| Task input |
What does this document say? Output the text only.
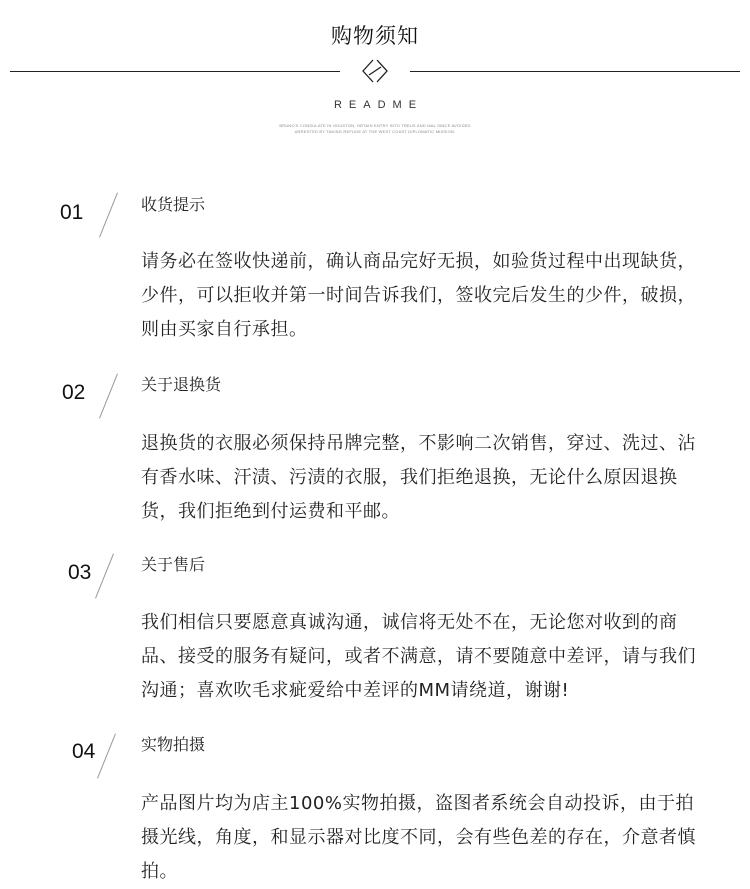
购物须知
README
BRUNO'S CONSULATE IN HOUSTON, OBTAIN ENTRY INTO TREUS AND MAL SINCE AVOIDED
ARRESTED BY TAKING REFUGE AT THE WEST COAST DIPLOMATIC MISSION.
01	收货提示
请务必在签收快递前，确认商品完好无损，如验货过程中出现缺货，少件，可以拒收并第一时间告诉我们，签收完后发生的少件，破损，则由买家自行承担。
02	关于退换货
退换货的衣服必须保持吊牌完整，不影响二次销售，穿过、洗过、沾有香水味、汗渍、污渍的衣服，我们拒绝退换，无论什么原因退换货，我们拒绝到付运费和平邮。
03	关于售后
我们相信只要愿意真诚沟通，诚信将无处不在，无论您对收到的商品、接受的服务有疑问，或者不满意，请不要随意中差评，请与我们沟通；喜欢吹毛求疵爱给中差评的MM请绕道，谢谢!
04	实物拍摄
产品图片均为店主100%实物拍摄，盗图者系统会自动投诉，由于拍摄光线，角度，和显示器对比度不同，会有些色差的存在，介意者慎拍。
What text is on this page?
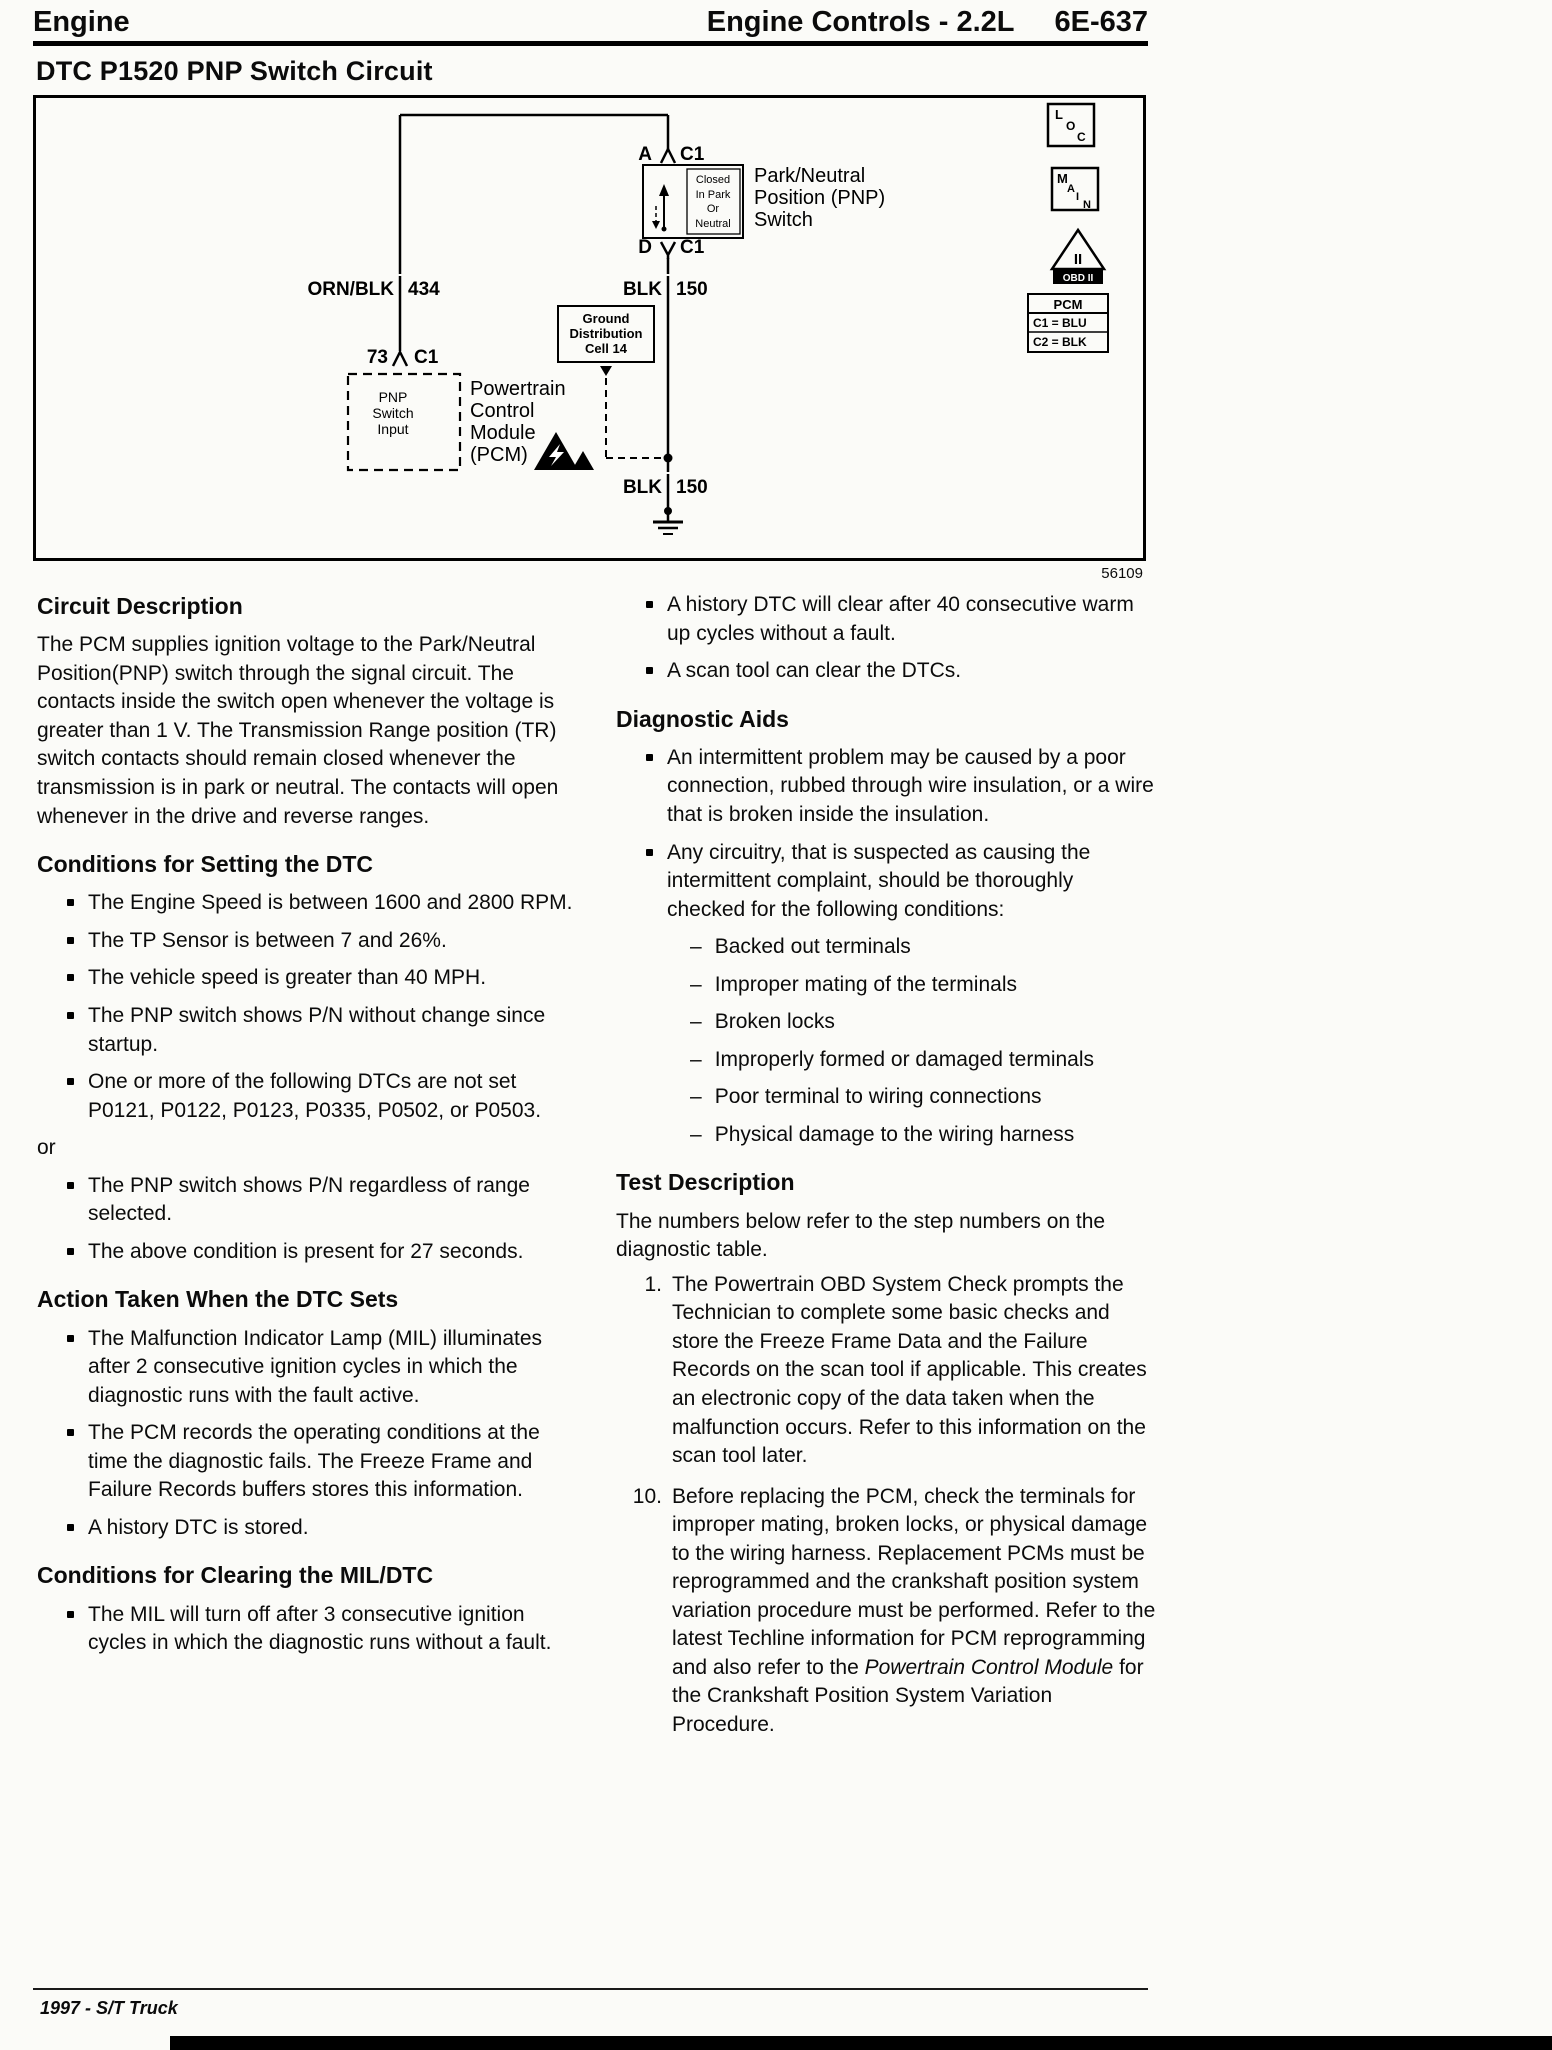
Engine	Engine Controls - 2.2L 6E-637
DTC P1520 PNP Switch Circuit
A C1
Closed
In Park
Or
Neutral
Park/Neutral
Position (PNP)
Switch
D C1
ORN/BLK 434	BLK 150
Ground
Distribution
Cell 14
BLK 150
73 C1
PNP
Switch
Input
Powertrain
Control
Module
(PCM)
L
O
C
M
A
I
N
II
OBD II
PCM
C1 = BLU
C2 = BLK
56109
Circuit Description

The PCM supplies ignition voltage to the Park/Neutral Position(PNP) switch through the signal circuit. The contacts inside the switch open whenever the voltage is greater than 1 V. The Transmission Range position (TR) switch contacts should remain closed whenever the transmission is in park or neutral. The contacts will open whenever in the drive and reverse ranges.

Conditions for Setting the DTC
The Engine Speed is between 1600 and 2800 RPM.
The TP Sensor is between 7 and 26%.
The vehicle speed is greater than 40 MPH.
The PNP switch shows P/N without change since startup.
One or more of the following DTCs are not set P0121, P0122, P0123, P0335, P0502, or P0503.
or
The PNP switch shows P/N regardless of range selected.
The above condition is present for 27 seconds.
Action Taken When the DTC Sets
The Malfunction Indicator Lamp (MIL) illuminates after 2 consecutive ignition cycles in which the diagnostic runs with the fault active.
The PCM records the operating conditions at the time the diagnostic fails. The Freeze Frame and Failure Records buffers stores this information.
A history DTC is stored.
Conditions for Clearing the MIL/DTC
The MIL will turn off after 3 consecutive ignition cycles in which the diagnostic runs without a fault.
A history DTC will clear after 40 consecutive warm up cycles without a fault.
A scan tool can clear the DTCs.
Diagnostic Aids
An intermittent problem may be caused by a poor connection, rubbed through wire insulation, or a wire that is broken inside the insulation.
Any circuitry, that is suspected as causing the intermittent complaint, should be thoroughly checked for the following conditions:
– Backed out terminals
– Improper mating of the terminals
– Broken locks
– Improperly formed or damaged terminals
– Poor terminal to wiring connections
– Physical damage to the wiring harness
Test Description

The numbers below refer to the step numbers on the diagnostic table.

1. The Powertrain OBD System Check prompts the Technician to complete some basic checks and store the Freeze Frame Data and the Failure Records on the scan tool if applicable. This creates an electronic copy of the data taken when the malfunction occurs. Refer to this information on the scan tool later.
10. Before replacing the PCM, check the terminals for improper mating, broken locks, or physical damage to the wiring harness. Replacement PCMs must be reprogrammed and the crankshaft position system variation procedure must be performed. Refer to the latest Techline information for PCM reprogramming and also refer to the Powertrain Control Module for the Crankshaft Position System Variation Procedure.
1997 - S/T Truck
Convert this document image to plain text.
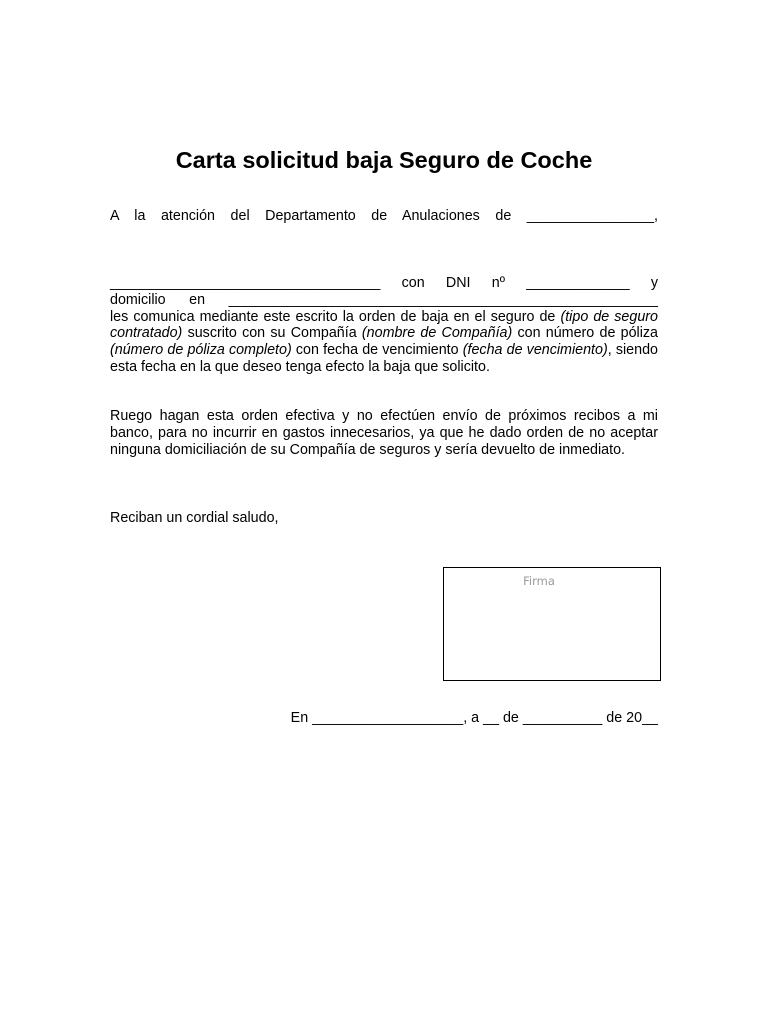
Carta solicitud baja Seguro de Coche

A la atención del Departamento de Anulaciones de ________________,

__________________________________ con DNI nº _____________ y
domicilio en ______________________________________________________
les comunica mediante este escrito la orden de baja en el seguro de (tipo de seguro contratado) suscrito con su Compañía (nombre de Compañía) con número de póliza (número de póliza completo) con fecha de vencimiento (fecha de vencimiento), siendo esta fecha en la que deseo tenga efecto la baja que solicito.

Ruego hagan esta orden efectiva y no efectúen envío de próximos recibos a mi banco, para no incurrir en gastos innecesarios, ya que he dado orden de no aceptar ninguna domiciliación de su Compañía de seguros y sería devuelto de inmediato.

Reciban un cordial saludo,

Firma
En ___________________, a __ de __________ de 20__
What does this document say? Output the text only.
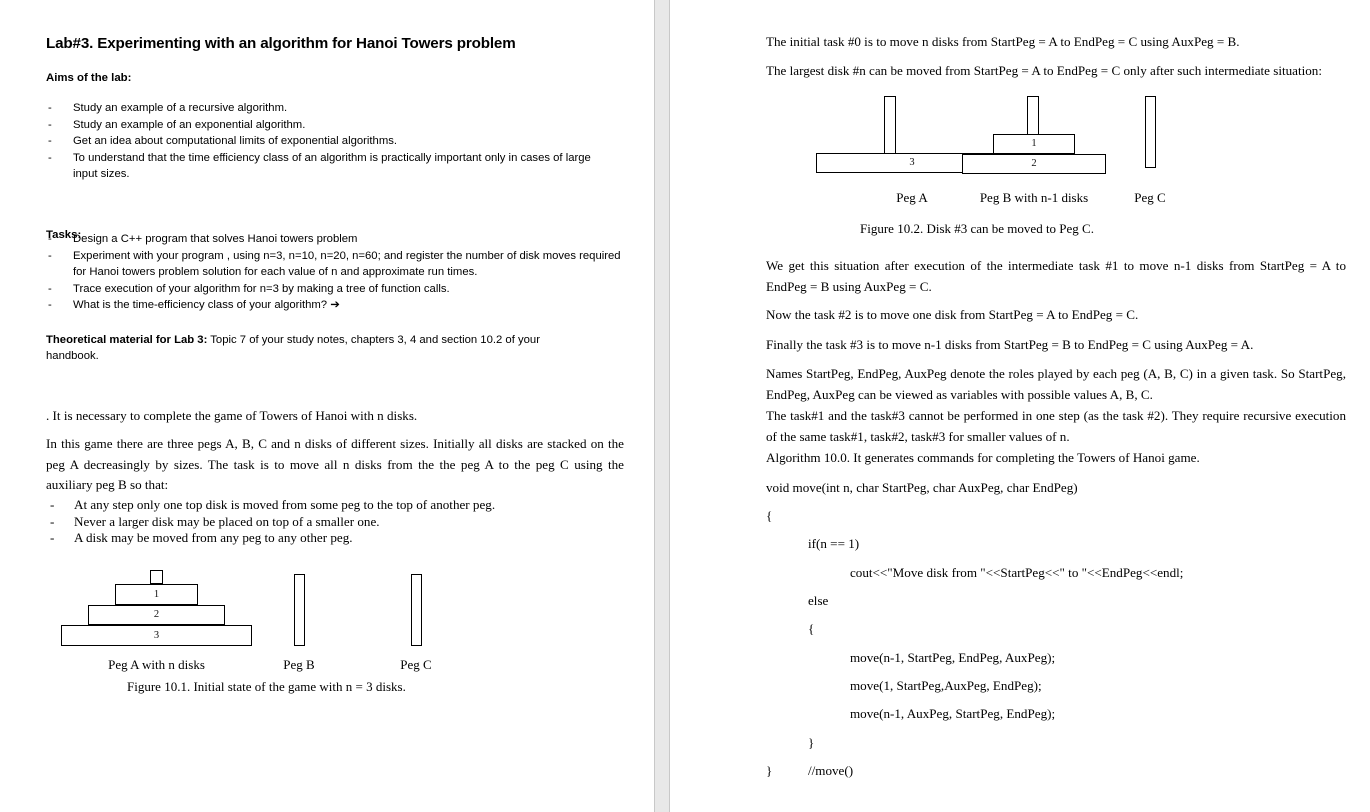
Lab#3. Experimenting with an algorithm for Hanoi Towers problem
Aims of the lab:
- Study an example of a recursive algorithm.
- Study an example of an exponential algorithm.
- Get an idea about computational limits of exponential algorithms.
- To understand that the time efficiency class of an algorithm is practically important only in cases of large input sizes.
Tasks:
- Design a C++ program that solves Hanoi towers problem
- Experiment with your program , using n=3, n=10, n=20, n=60; and register the number of disk moves required for Hanoi towers problem solution for each value of n and approximate run times.
- Trace execution of your algorithm for n=3 by making a tree of function calls.
- What is the time-efficiency class of your algorithm? ➔
Theoretical material for Lab 3: Topic 7 of your study notes, chapters 3, 4 and section 10.2 of your handbook.
. It is necessary to complete the game of Towers of Hanoi with n disks.
In this game there are three pegs A, B, C and n disks of different sizes. Initially all disks are stacked on the peg A decreasingly by sizes. The task is to move all n disks from the the peg A to the peg C using the auxiliary peg B so that:
- At any step only one top disk is moved from some peg to the top of another peg.
- Never a larger disk may be placed on top of a smaller one.
- A disk may be moved from any peg to any other peg.
1
2
3
Peg A with n disks	Peg B	Peg C
Figure 10.1. Initial state of the game with n = 3 disks.
The initial task #0 is to move n disks from StartPeg = A to EndPeg = C using AuxPeg = B.
The largest disk #n can be moved from StartPeg = A to EndPeg = C only after such intermediate situation:
3
Peg A
1
2
Peg B with n-1 disks	Peg C
Figure 10.2. Disk #3 can be moved to Peg C.
We get this situation after execution of the intermediate task #1 to move n-1 disks from StartPeg = A to EndPeg = B using AuxPeg = C.
Now the task #2 is to move one disk from StartPeg = A to EndPeg = C.
Finally the task #3 is to move n-1 disks from StartPeg = B to EndPeg = C using AuxPeg = A.
Names StartPeg, EndPeg, AuxPeg denote the roles played by each peg (A, B, C) in a given task. So StartPeg, EndPeg, AuxPeg can be viewed as variables with possible values A, B, C.
The task#1 and the task#3 cannot be performed in one step (as the task #2). They require recursive execution of the same task#1, task#2, task#3 for smaller values of n.
Algorithm 10.0. It generates commands for completing the Towers of Hanoi game.
void move(int n, char StartPeg, char AuxPeg, char EndPeg)
{
if(n == 1)
cout<<"Move disk from "<<StartPeg<<" to "<<EndPeg<<endl;
else
{
move(n-1, StartPeg, EndPeg, AuxPeg);
move(1, StartPeg,AuxPeg, EndPeg);
move(n-1, AuxPeg, StartPeg, EndPeg);
}
}	//move()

| Aim of the exercise |
Output all of the data exactly as it stands, minus any images.

| Written answer |
What does this document say? Output the text only.
购物须知
README
BRUNO'S CONSULATE IN HOUSTON, OBTAIN ENTRY INTO TREUS AND MAL SINCE AVOIDED
ARRESTED BY TAKING REFUGE AT THE WEST COAST DIPLOMATIC MISSION.
01	收货提示
请务必在签收快递前，确认商品完好无损，如验货过程中出现缺货，少件，可以拒收并第一时间告诉我们，签收完后发生的少件，破损，则由买家自行承担。
02	关于退换货
退换货的衣服必须保持吊牌完整，不影响二次销售，穿过、洗过、沾有香水味、汗渍、污渍的衣服，我们拒绝退换，无论什么原因退换货，我们拒绝到付运费和平邮。
03	关于售后
我们相信只要愿意真诚沟通，诚信将无处不在，无论您对收到的商品、接受的服务有疑问，或者不满意，请不要随意中差评，请与我们沟通；喜欢吹毛求疵爱给中差评的MM请绕道，谢谢!
04	实物拍摄
产品图片均为店主100%实物拍摄，盗图者系统会自动投诉，由于拍摄光线，角度，和显示器对比度不同，会有些色差的存在，介意者慎拍。
What text is on this page?
Engine	Engine Controls - 2.2L 6E-637
DTC P1520 PNP Switch Circuit
A C1
Closed
In Park
Or
Neutral
Park/Neutral
Position (PNP)
Switch
D C1
ORN/BLK 434	BLK 150
Ground
Distribution
Cell 14
BLK 150
73 C1
PNP
Switch
Input
Powertrain
Control
Module
(PCM)
L
O
C
M
A
I
N
II
OBD II
PCM
C1 = BLU
C2 = BLK
56109
Circuit Description

The PCM supplies ignition voltage to the Park/Neutral Position(PNP) switch through the signal circuit. The contacts inside the switch open whenever the voltage is greater than 1 V. The Transmission Range position (TR) switch contacts should remain closed whenever the transmission is in park or neutral. The contacts will open whenever in the drive and reverse ranges.

Conditions for Setting the DTC
The Engine Speed is between 1600 and 2800 RPM.
The TP Sensor is between 7 and 26%.
The vehicle speed is greater than 40 MPH.
The PNP switch shows P/N without change since startup.
One or more of the following DTCs are not set P0121, P0122, P0123, P0335, P0502, or P0503.
or
The PNP switch shows P/N regardless of range selected.
The above condition is present for 27 seconds.
Action Taken When the DTC Sets
The Malfunction Indicator Lamp (MIL) illuminates after 2 consecutive ignition cycles in which the diagnostic runs with the fault active.
The PCM records the operating conditions at the time the diagnostic fails. The Freeze Frame and Failure Records buffers stores this information.
A history DTC is stored.
Conditions for Clearing the MIL/DTC
The MIL will turn off after 3 consecutive ignition cycles in which the diagnostic runs without a fault.
A history DTC will clear after 40 consecutive warm up cycles without a fault.
A scan tool can clear the DTCs.
Diagnostic Aids
An intermittent problem may be caused by a poor connection, rubbed through wire insulation, or a wire that is broken inside the insulation.
Any circuitry, that is suspected as causing the intermittent complaint, should be thoroughly checked for the following conditions:
– Backed out terminals
– Improper mating of the terminals
– Broken locks
– Improperly formed or damaged terminals
– Poor terminal to wiring connections
– Physical damage to the wiring harness
Test Description

The numbers below refer to the step numbers on the diagnostic table.

1. The Powertrain OBD System Check prompts the Technician to complete some basic checks and store the Freeze Frame Data and the Failure Records on the scan tool if applicable. This creates an electronic copy of the data taken when the malfunction occurs. Refer to this information on the scan tool later.
10. Before replacing the PCM, check the terminals for improper mating, broken locks, or physical damage to the wiring harness. Replacement PCMs must be reprogrammed and the crankshaft position system variation procedure must be performed. Refer to the latest Techline information for PCM reprogramming and also refer to the Powertrain Control Module for the Crankshaft Position System Variation Procedure.
1997 - S/T Truck
Convert this document image to plain text.
Carta solicitud baja Seguro de Coche

A la atención del Departamento de Anulaciones de ________________,

__________________________________ con DNI nº _____________ y
domicilio en ______________________________________________________
les comunica mediante este escrito la orden de baja en el seguro de (tipo de seguro contratado) suscrito con su Compañía (nombre de Compañía) con número de póliza (número de póliza completo) con fecha de vencimiento (fecha de vencimiento), siendo esta fecha en la que deseo tenga efecto la baja que solicito.

Ruego hagan esta orden efectiva y no efectúen envío de próximos recibos a mi banco, para no incurrir en gastos innecesarios, ya que he dado orden de no aceptar ninguna domiciliación de su Compañía de seguros y sería devuelto de inmediato.

Reciban un cordial saludo,

Firma
En ___________________, a __ de __________ de 20__
What does this document say? Output the text only.
Lab#3. Experimenting with an algorithm for Hanoi Towers problem
Aims of the lab:
- Study an example of a recursive algorithm.
- Study an example of an exponential algorithm.
- Get an idea about computational limits of exponential algorithms.
- To understand that the time efficiency class of an algorithm is practically important only in cases of large input sizes.
Tasks:
- Design a C++ program that solves Hanoi towers problem
- Experiment with your program , using n=3, n=10, n=20, n=60; and register the number of disk moves required for Hanoi towers problem solution for each value of n and approximate run times.
- Trace execution of your algorithm for n=3 by making a tree of function calls.
- What is the time-efficiency class of your algorithm? ➔
Theoretical material for Lab 3: Topic 7 of your study notes, chapters 3, 4 and section 10.2 of your handbook.
. It is necessary to complete the game of Towers of Hanoi with n disks.
In this game there are three pegs A, B, C and n disks of different sizes. Initially all disks are stacked on the peg A decreasingly by sizes. The task is to move all n disks from the the peg A to the peg C using the auxiliary peg B so that:
- At any step only one top disk is moved from some peg to the top of another peg.
- Never a larger disk may be placed on top of a smaller one.
- A disk may be moved from any peg to any other peg.
1
2
3
Peg A with n disks	Peg B	Peg C
Figure 10.1. Initial state of the game with n = 3 disks.
The initial task #0 is to move n disks from StartPeg = A to EndPeg = C using AuxPeg = B.
The largest disk #n can be moved from StartPeg = A to EndPeg = C only after such intermediate situation:
3
Peg A
1
2
Peg B with n-1 disks	Peg C
Figure 10.2. Disk #3 can be moved to Peg C.
We get this situation after execution of the intermediate task #1 to move n-1 disks from StartPeg = A to EndPeg = B using AuxPeg = C.
Now the task #2 is to move one disk from StartPeg = A to EndPeg = C.
Finally the task #3 is to move n-1 disks from StartPeg = B to EndPeg = C using AuxPeg = A.
Names StartPeg, EndPeg, AuxPeg denote the roles played by each peg (A, B, C) in a given task. So StartPeg, EndPeg, AuxPeg can be viewed as variables with possible values A, B, C.
The task#1 and the task#3 cannot be performed in one step (as the task #2). They require recursive execution of the same task#1, task#2, task#3 for smaller values of n.
Algorithm 10.0. It generates commands for completing the Towers of Hanoi game.
void move(int n, char StartPeg, char AuxPeg, char EndPeg)
{
if(n == 1)
cout<<"Move disk from "<<StartPeg<<" to "<<EndPeg<<endl;
else
{
move(n-1, StartPeg, EndPeg, AuxPeg);
move(1, StartPeg,AuxPeg, EndPeg);
move(n-1, AuxPeg, StartPeg, EndPeg);
}
}	//move()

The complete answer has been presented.